◆ Requirements ◆
Provide only the number of lines in the records below that include "Manuale".

[Dataset records]
━━━━━━━━━━━━━━━━

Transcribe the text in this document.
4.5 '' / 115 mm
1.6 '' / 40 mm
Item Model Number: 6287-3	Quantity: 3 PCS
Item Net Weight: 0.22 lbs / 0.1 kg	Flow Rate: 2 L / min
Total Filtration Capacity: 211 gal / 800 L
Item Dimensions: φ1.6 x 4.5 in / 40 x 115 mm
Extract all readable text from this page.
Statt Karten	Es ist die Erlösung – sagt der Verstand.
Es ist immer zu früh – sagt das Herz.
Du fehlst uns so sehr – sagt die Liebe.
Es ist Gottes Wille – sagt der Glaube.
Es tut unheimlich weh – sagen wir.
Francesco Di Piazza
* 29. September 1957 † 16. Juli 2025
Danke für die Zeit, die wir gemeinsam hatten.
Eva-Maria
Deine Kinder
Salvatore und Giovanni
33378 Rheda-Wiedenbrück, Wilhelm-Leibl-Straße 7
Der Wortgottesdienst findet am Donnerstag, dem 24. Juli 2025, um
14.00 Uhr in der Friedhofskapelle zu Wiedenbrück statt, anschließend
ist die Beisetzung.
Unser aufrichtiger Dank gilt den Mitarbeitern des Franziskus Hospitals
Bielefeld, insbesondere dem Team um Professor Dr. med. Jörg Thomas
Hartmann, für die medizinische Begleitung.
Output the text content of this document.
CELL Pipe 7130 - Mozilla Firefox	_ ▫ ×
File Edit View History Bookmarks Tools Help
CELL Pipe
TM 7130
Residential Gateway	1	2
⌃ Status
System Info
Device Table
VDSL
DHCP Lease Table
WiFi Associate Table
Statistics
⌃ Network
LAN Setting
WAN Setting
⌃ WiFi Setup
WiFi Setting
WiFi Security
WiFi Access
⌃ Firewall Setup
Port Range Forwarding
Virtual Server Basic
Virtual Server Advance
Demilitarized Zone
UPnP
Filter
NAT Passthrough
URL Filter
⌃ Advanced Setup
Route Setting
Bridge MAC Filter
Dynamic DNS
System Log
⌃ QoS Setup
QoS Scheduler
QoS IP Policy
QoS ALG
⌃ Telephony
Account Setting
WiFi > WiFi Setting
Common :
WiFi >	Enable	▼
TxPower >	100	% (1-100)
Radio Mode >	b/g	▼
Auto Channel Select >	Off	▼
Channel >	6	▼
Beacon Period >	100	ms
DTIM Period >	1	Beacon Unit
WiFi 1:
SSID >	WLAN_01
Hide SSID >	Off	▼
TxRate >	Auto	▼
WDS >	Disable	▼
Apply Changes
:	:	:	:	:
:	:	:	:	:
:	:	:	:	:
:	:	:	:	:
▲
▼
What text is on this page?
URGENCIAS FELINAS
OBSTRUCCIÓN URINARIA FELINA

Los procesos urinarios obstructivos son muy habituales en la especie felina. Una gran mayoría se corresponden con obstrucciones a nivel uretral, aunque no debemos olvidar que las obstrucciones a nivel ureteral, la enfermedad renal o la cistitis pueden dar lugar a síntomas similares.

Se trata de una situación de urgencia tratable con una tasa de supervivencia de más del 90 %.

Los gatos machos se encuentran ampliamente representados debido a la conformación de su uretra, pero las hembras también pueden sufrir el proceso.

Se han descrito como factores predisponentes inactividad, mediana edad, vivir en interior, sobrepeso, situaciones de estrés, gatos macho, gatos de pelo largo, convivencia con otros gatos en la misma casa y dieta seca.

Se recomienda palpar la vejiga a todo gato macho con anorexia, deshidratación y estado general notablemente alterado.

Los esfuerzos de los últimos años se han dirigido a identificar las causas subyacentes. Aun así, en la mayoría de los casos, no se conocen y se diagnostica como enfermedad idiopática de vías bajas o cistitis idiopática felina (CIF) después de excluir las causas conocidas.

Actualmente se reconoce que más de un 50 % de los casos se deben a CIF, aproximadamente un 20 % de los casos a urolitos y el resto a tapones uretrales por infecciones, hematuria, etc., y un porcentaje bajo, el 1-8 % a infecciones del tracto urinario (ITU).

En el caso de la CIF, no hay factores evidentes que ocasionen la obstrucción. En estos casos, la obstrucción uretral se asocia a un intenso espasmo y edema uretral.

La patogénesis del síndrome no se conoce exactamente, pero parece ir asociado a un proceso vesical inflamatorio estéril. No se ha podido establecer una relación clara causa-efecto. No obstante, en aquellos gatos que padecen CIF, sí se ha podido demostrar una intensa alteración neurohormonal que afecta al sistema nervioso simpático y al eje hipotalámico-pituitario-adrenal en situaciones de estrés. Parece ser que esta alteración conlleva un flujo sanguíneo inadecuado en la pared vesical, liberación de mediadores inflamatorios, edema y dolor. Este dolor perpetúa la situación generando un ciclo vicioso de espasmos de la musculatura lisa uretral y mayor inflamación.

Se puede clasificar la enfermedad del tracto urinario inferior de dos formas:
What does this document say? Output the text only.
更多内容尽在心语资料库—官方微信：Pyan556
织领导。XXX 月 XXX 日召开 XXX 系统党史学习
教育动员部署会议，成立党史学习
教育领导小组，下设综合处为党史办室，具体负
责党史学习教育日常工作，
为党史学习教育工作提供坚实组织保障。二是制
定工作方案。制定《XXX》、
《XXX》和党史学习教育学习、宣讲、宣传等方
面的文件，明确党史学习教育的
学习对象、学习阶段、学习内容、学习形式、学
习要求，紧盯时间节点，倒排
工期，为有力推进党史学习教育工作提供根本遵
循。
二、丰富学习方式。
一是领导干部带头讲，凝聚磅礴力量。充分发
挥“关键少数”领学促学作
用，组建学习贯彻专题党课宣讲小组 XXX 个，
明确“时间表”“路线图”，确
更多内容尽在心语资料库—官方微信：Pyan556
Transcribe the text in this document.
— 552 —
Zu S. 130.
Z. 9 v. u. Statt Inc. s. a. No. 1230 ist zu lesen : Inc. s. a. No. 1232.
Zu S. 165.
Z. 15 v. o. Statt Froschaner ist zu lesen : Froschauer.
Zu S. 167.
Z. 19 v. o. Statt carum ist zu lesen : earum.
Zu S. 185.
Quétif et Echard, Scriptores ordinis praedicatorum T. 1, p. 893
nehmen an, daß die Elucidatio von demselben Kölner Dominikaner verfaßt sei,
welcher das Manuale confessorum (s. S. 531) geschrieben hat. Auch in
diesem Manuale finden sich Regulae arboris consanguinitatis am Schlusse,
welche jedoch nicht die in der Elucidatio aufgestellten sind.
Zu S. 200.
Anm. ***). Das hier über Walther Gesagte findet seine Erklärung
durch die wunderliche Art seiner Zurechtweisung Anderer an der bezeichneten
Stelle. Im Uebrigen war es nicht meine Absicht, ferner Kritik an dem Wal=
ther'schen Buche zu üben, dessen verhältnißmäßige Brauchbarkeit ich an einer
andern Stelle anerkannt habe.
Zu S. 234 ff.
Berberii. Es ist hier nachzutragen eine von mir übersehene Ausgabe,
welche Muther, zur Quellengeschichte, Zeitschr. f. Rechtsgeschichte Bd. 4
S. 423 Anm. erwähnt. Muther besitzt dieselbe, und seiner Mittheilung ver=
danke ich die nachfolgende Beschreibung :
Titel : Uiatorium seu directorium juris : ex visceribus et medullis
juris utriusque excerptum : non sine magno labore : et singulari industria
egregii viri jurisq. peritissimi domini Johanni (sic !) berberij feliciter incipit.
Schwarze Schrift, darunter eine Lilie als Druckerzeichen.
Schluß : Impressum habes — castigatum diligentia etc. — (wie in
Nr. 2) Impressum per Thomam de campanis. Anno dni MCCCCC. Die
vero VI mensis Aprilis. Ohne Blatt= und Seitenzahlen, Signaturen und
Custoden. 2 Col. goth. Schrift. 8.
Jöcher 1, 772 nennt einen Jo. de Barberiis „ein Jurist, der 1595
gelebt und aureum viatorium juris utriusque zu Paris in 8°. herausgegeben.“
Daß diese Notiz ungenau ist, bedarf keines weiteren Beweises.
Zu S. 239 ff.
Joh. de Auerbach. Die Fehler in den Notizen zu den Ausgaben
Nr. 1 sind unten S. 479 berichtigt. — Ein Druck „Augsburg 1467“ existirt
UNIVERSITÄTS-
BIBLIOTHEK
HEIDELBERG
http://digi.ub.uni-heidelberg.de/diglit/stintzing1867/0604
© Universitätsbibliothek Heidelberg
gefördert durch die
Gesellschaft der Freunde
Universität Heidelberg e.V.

━━━━━━━━━━━━━━━━

◆ Task result ◆
2